- **YOUR INSTRUCTIONS**: From the entries below, please gather each line containing the string "multisource".

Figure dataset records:

_ _ _ _

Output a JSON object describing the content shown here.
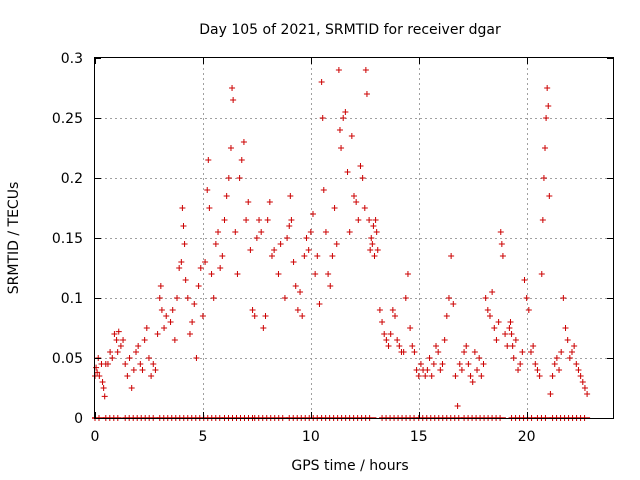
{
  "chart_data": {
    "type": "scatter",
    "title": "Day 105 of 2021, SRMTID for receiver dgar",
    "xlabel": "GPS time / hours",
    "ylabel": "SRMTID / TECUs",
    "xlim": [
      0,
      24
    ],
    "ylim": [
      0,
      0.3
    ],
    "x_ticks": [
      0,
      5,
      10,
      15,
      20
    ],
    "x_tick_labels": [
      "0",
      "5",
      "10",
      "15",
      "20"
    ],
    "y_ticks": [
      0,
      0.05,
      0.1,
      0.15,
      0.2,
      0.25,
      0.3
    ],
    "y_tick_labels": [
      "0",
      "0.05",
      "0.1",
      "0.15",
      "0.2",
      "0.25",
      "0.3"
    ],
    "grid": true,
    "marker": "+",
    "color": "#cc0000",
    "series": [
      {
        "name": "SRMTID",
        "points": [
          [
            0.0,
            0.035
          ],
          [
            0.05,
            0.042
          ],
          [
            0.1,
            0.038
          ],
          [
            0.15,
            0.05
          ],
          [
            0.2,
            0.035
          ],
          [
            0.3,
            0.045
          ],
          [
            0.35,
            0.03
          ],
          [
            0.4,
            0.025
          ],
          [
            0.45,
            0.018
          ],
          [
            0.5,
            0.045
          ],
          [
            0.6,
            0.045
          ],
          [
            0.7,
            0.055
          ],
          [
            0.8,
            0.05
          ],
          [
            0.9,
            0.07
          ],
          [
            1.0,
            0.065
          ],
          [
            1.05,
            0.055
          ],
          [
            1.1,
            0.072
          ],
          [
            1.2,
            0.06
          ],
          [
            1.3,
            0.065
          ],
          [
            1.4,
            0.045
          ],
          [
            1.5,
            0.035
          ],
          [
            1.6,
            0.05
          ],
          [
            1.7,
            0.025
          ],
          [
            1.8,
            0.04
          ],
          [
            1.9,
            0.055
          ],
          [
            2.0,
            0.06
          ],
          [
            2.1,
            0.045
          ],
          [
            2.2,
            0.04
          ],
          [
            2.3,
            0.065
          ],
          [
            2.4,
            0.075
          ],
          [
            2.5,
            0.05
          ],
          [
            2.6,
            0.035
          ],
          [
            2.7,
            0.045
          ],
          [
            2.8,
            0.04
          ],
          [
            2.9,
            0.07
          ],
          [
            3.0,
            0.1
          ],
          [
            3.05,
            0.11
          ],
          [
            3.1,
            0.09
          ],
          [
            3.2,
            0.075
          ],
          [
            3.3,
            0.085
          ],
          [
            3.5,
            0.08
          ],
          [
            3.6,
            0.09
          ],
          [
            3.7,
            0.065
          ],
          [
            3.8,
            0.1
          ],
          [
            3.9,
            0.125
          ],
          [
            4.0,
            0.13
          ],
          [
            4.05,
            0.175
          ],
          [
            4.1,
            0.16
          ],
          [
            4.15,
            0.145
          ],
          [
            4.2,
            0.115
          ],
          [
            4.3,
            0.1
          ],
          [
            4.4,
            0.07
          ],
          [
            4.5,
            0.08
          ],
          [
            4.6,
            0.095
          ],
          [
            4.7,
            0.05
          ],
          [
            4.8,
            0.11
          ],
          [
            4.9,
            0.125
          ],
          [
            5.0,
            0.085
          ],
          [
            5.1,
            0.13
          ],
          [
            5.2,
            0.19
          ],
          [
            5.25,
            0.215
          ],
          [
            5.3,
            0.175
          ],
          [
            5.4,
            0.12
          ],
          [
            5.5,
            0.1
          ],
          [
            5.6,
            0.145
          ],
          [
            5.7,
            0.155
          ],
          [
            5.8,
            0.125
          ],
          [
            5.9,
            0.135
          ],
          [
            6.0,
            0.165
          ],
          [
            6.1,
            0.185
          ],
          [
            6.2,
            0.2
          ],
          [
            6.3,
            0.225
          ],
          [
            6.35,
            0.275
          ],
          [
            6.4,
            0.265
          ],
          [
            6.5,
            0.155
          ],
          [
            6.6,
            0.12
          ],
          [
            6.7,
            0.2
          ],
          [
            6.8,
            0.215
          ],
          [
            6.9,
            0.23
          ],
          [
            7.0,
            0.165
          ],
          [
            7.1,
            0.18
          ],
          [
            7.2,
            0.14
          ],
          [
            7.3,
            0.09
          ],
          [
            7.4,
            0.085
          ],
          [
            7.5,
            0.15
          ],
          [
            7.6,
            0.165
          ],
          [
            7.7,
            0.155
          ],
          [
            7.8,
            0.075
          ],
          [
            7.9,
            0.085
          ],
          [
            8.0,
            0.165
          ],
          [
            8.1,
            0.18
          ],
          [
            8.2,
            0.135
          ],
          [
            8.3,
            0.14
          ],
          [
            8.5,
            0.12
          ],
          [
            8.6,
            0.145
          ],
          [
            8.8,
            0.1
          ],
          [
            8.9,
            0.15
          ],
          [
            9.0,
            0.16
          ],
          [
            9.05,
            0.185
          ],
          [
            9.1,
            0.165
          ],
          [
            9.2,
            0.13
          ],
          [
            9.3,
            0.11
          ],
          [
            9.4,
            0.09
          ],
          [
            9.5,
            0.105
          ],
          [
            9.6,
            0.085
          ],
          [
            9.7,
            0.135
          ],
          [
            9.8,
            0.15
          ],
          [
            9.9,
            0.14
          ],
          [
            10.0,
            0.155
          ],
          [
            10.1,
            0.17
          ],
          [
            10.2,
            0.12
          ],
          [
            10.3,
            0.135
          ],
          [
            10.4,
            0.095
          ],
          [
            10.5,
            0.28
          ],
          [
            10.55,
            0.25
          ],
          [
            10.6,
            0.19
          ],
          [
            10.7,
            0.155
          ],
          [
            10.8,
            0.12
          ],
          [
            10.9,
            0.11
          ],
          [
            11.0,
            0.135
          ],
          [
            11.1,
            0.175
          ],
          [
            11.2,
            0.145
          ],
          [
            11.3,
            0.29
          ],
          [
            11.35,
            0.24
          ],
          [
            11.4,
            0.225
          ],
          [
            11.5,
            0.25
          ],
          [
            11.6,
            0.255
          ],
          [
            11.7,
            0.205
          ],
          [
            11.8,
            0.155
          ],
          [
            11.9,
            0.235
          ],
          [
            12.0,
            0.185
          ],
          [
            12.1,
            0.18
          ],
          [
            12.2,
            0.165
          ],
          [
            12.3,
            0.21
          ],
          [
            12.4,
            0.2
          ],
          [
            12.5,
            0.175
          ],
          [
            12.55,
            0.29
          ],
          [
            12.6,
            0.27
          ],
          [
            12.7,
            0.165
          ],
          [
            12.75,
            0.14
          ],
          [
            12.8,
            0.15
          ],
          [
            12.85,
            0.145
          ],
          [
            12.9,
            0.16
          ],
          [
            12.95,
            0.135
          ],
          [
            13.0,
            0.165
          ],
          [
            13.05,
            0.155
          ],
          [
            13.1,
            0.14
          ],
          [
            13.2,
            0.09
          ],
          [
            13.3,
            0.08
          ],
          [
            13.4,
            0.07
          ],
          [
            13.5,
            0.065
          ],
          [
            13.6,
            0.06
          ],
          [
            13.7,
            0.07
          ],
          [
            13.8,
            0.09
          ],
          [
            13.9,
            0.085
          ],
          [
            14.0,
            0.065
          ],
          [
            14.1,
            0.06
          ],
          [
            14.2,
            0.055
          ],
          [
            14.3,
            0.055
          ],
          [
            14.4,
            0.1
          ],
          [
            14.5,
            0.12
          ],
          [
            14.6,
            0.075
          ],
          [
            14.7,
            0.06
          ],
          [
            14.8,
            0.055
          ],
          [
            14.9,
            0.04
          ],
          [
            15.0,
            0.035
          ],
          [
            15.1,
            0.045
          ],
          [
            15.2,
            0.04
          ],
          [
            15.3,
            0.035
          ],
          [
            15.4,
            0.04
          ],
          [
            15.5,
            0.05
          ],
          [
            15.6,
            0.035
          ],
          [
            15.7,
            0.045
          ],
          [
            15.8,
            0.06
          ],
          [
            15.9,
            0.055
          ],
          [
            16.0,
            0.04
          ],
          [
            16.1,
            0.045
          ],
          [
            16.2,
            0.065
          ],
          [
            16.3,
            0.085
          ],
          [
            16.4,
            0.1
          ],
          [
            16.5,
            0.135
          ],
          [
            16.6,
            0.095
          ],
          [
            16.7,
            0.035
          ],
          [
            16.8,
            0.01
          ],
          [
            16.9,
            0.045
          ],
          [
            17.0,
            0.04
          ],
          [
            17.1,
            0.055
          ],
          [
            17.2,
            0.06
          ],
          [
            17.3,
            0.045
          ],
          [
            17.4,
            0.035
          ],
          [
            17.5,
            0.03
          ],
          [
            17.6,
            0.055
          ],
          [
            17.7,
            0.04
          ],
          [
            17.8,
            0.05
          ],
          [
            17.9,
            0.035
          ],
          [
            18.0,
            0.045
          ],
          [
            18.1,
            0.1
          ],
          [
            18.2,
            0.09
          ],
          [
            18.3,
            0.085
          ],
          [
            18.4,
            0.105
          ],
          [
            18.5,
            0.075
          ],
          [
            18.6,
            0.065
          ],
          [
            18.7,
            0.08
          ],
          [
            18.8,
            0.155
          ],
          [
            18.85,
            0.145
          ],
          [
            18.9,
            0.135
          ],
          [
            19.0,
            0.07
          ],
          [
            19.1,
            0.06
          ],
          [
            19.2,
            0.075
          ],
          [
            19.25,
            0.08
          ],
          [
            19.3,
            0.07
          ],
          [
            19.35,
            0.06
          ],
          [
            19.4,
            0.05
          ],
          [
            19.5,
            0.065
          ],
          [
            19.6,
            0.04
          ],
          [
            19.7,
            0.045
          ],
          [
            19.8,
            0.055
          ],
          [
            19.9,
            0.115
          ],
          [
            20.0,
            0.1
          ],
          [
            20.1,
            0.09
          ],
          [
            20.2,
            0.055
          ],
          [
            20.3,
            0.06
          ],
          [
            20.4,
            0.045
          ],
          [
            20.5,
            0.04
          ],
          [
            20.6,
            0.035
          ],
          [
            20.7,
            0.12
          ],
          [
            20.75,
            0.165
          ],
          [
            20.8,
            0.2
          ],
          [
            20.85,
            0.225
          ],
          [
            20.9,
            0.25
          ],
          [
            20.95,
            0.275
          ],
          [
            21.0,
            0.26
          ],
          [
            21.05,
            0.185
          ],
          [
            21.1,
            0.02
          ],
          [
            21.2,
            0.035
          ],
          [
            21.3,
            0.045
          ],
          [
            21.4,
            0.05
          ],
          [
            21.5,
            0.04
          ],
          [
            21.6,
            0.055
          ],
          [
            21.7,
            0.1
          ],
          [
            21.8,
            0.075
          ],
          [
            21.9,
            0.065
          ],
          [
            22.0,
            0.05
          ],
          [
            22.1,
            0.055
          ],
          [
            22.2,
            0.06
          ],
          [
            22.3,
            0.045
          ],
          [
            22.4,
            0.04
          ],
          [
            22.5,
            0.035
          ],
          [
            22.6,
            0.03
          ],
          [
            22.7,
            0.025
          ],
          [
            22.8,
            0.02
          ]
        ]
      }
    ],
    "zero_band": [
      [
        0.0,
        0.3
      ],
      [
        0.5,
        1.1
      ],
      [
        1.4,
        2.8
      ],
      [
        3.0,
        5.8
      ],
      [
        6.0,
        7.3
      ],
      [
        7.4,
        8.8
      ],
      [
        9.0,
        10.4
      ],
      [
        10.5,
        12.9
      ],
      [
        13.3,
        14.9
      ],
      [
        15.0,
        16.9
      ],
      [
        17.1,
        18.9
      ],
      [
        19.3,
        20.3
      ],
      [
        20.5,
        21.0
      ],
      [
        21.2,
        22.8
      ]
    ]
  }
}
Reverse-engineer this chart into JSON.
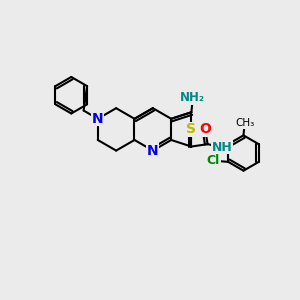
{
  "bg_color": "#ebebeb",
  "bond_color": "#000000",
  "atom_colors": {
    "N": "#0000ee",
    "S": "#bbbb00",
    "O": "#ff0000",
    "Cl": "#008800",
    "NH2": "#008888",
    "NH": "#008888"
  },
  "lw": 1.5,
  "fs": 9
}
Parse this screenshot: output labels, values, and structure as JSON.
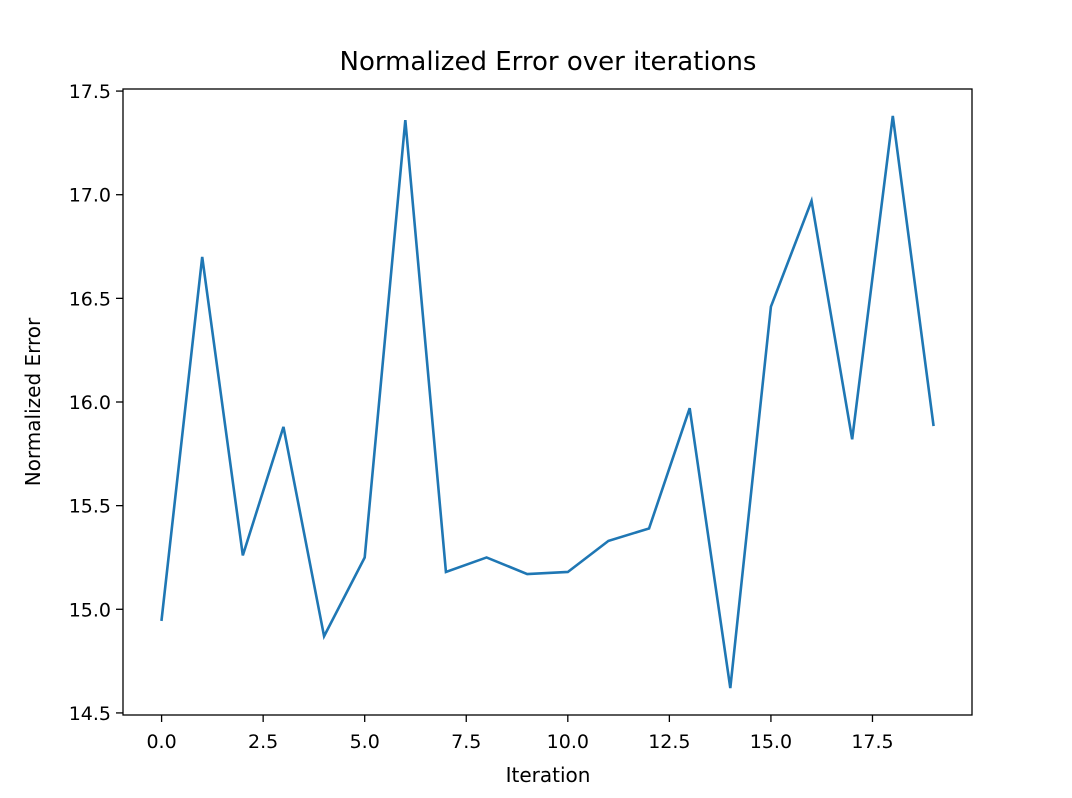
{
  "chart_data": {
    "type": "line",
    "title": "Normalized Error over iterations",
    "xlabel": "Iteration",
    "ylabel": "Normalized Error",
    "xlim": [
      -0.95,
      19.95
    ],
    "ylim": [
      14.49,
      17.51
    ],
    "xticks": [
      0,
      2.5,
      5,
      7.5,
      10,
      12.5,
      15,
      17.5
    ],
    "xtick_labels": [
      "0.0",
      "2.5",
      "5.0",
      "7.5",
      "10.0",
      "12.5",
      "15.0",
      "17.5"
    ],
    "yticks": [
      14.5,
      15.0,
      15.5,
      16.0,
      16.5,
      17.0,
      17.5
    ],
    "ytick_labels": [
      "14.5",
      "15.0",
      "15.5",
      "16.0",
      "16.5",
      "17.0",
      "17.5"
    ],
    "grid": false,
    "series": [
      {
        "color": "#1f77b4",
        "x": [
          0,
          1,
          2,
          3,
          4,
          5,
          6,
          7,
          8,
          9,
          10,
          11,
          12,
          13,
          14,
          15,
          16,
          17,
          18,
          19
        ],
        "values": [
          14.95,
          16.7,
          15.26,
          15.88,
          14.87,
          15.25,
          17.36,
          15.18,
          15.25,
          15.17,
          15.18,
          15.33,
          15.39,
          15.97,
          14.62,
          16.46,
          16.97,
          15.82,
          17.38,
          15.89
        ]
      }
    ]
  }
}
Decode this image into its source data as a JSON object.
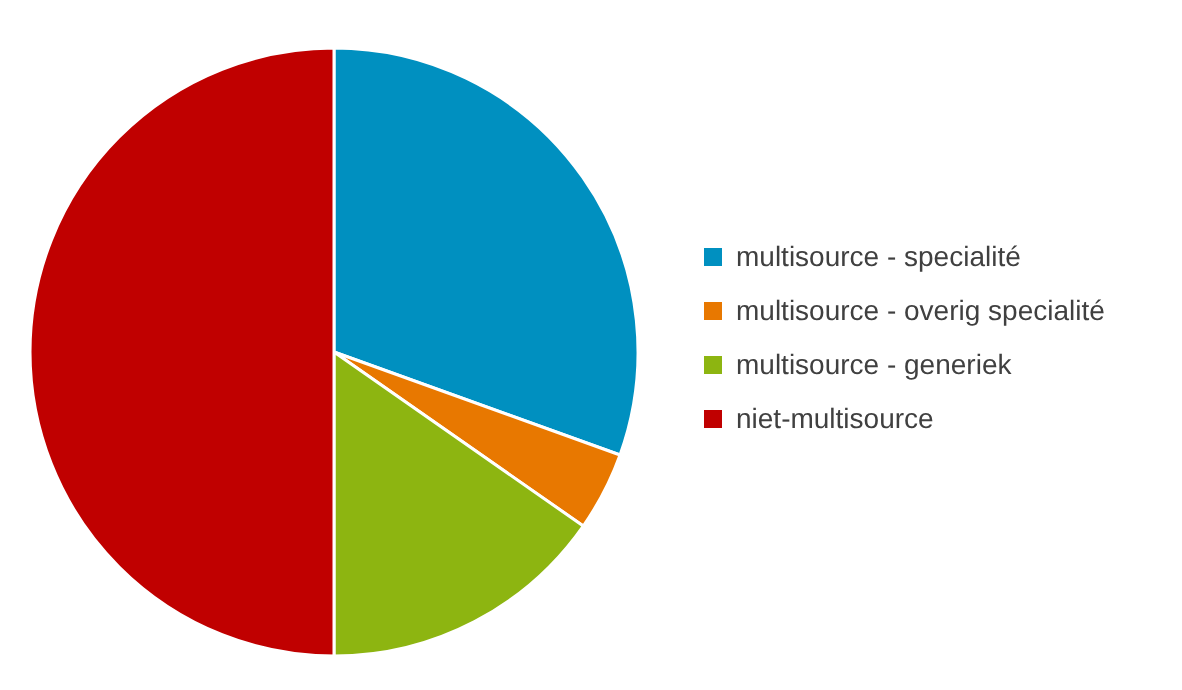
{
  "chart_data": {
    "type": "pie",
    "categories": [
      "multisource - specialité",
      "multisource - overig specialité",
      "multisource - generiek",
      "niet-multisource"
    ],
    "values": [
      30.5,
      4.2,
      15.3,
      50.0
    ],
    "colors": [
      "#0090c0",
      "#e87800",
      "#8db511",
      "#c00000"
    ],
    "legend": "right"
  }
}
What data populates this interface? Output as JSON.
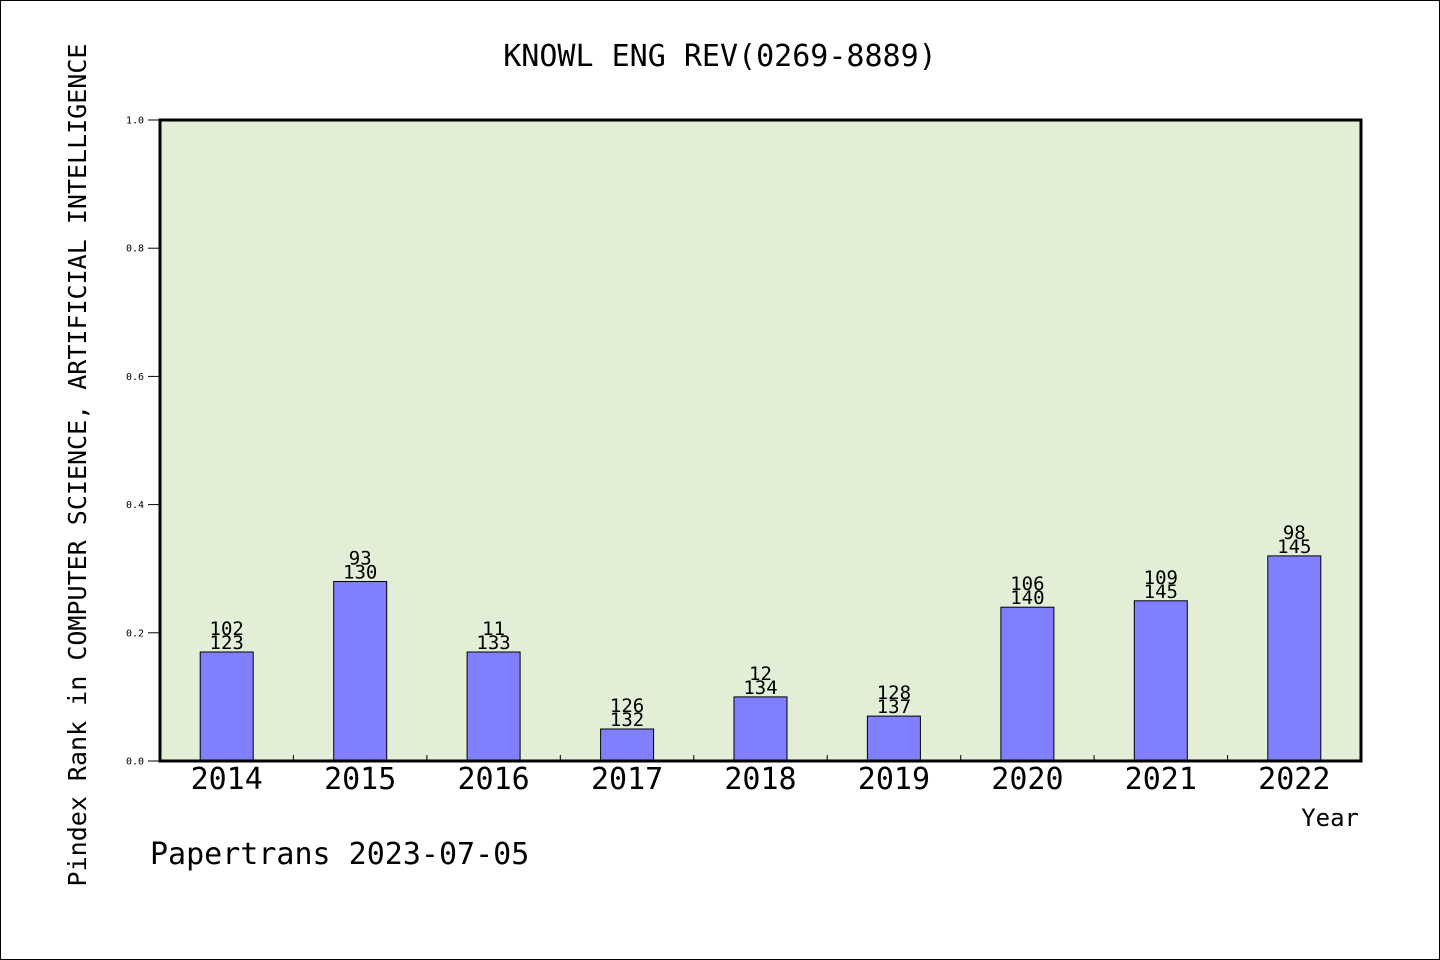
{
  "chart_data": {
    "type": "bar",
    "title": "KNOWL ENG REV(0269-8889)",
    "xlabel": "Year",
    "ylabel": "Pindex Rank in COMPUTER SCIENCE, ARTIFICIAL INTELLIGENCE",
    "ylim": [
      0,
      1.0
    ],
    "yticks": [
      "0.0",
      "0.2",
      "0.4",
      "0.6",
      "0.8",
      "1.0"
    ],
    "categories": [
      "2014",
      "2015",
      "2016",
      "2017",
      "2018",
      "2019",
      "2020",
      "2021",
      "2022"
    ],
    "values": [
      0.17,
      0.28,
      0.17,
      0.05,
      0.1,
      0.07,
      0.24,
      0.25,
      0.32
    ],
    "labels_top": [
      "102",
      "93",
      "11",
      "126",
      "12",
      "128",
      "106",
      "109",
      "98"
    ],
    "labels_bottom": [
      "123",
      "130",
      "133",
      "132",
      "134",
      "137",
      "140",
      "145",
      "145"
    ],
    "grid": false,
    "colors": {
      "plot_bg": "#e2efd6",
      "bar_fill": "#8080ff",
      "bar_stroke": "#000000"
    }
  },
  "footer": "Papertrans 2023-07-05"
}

_ _ _ _

- **WRITTEN REPLY**:
      "multisource - specialité",
      "multisource - overig specialité",
      "multisource - generiek",
      "niet-multisource"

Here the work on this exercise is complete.